## WHAT IS EXPECTED
Pick every line out of the entries below that holds the string "Head", and report them.

## MATERIAL FOR THIS TASK
◆ ◆ ◆ ◆

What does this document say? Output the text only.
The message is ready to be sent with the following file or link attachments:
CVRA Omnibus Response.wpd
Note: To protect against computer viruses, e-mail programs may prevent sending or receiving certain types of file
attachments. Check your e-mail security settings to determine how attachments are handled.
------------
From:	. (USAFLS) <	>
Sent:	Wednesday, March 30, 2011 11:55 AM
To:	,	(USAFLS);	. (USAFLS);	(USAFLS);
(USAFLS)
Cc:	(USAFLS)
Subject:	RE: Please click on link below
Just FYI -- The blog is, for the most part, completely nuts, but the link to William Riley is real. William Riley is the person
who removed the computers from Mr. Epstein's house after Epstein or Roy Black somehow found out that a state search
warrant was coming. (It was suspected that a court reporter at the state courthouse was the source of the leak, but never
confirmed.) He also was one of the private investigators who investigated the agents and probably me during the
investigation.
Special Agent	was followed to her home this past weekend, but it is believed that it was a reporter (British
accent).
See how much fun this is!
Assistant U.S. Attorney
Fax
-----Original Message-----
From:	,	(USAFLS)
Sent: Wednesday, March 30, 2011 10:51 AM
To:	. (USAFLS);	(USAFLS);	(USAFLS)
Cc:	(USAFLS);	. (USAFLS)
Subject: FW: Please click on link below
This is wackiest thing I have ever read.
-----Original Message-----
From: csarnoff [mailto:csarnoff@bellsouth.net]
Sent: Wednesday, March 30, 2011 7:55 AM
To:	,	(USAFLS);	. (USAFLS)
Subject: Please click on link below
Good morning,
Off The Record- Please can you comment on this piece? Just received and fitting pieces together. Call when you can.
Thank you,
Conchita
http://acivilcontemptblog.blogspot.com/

◆ ◆ ◆ ◆

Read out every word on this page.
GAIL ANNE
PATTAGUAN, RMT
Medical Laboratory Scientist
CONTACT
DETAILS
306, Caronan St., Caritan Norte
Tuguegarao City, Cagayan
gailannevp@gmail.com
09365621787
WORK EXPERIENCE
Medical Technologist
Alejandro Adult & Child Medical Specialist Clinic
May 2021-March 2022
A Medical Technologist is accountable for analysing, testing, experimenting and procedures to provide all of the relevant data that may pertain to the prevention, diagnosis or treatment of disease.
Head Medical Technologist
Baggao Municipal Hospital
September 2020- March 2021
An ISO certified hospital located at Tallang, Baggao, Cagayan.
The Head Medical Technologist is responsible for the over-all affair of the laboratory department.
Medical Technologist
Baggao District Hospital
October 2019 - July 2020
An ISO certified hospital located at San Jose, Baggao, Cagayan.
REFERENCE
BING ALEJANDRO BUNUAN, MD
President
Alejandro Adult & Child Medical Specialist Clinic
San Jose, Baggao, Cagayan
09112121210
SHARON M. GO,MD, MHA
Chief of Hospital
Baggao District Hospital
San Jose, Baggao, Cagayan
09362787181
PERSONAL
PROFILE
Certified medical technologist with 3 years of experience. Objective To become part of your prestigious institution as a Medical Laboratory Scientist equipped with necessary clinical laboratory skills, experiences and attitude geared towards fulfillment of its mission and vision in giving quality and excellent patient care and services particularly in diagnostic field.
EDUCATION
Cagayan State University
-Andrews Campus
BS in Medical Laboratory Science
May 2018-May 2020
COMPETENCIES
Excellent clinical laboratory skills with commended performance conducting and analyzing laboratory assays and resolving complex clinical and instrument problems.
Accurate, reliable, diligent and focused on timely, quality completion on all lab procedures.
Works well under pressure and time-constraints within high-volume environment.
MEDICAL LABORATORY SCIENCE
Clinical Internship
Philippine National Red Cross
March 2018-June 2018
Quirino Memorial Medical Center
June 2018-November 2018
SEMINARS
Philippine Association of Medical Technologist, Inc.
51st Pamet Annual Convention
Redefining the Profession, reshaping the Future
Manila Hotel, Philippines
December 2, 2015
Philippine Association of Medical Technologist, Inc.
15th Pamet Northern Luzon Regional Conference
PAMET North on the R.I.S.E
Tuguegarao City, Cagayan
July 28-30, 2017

◆ ◆ ◆ ◆

## TASK RESPONSE
Head Medical Technologist
The Head Medical Technologist is responsible for the over-all affair of the laboratory department.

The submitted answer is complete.